> _Extracted material_
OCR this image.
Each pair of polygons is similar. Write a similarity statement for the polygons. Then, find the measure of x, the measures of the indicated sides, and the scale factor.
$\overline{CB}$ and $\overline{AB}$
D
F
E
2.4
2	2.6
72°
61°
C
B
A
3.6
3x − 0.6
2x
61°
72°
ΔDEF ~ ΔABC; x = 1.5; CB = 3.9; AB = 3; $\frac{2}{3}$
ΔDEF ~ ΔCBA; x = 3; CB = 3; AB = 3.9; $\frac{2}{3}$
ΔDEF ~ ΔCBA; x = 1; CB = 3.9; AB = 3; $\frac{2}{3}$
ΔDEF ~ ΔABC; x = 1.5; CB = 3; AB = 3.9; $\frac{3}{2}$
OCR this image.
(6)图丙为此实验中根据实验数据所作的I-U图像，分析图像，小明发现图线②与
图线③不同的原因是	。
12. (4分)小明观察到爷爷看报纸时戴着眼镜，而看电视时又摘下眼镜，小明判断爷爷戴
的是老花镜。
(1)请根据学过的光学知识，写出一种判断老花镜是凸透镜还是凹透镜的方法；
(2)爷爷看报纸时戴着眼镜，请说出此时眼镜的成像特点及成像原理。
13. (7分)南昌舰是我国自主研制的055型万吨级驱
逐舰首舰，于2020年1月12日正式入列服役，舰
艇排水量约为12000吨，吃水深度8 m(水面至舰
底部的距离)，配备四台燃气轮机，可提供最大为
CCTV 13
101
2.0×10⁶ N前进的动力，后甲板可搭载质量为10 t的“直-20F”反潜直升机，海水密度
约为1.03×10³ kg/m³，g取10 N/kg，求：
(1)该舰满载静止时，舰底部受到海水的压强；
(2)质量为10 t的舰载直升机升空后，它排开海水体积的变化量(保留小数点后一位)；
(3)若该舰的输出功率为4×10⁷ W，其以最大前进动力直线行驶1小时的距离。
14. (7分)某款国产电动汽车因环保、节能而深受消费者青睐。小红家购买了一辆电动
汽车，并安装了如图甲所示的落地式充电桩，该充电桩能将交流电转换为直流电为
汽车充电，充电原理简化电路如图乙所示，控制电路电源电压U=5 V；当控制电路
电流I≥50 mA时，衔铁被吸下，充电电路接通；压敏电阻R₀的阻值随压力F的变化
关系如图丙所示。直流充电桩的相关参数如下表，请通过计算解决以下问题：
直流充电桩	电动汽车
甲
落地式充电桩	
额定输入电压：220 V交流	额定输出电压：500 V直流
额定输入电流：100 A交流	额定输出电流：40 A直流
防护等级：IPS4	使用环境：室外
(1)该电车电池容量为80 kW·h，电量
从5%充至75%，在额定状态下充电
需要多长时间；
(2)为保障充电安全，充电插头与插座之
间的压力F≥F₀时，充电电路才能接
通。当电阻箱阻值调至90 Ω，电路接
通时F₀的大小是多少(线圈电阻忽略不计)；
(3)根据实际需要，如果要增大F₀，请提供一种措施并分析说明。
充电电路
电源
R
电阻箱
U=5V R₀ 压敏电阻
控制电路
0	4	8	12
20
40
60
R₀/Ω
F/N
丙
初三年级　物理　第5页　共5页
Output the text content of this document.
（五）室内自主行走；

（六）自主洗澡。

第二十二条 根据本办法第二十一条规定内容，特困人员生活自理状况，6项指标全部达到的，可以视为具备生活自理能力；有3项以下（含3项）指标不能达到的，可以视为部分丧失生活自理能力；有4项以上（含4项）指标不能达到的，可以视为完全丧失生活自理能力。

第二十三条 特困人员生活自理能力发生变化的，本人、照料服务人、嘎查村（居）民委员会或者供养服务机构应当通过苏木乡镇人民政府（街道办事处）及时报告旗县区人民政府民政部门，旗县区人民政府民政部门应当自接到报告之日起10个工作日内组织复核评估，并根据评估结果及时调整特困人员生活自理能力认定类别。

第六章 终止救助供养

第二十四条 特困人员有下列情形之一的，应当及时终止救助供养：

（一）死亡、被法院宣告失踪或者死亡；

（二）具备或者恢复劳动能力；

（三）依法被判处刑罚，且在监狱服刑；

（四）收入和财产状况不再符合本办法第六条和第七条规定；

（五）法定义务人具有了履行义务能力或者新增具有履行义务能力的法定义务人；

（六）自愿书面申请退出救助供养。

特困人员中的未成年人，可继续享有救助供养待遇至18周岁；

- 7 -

> _What you will do_
Look above for lines with the word "ΔCBA" and copy them all.

> _Answer to this task_
ΔDEF ~ ΔCBA; x = 3; CB = 3; AB = 3.9; $\frac{2}{3}$
ΔDEF ~ ΔCBA; x = 1; CB = 3.9; AB = 3; $\frac{2}{3}$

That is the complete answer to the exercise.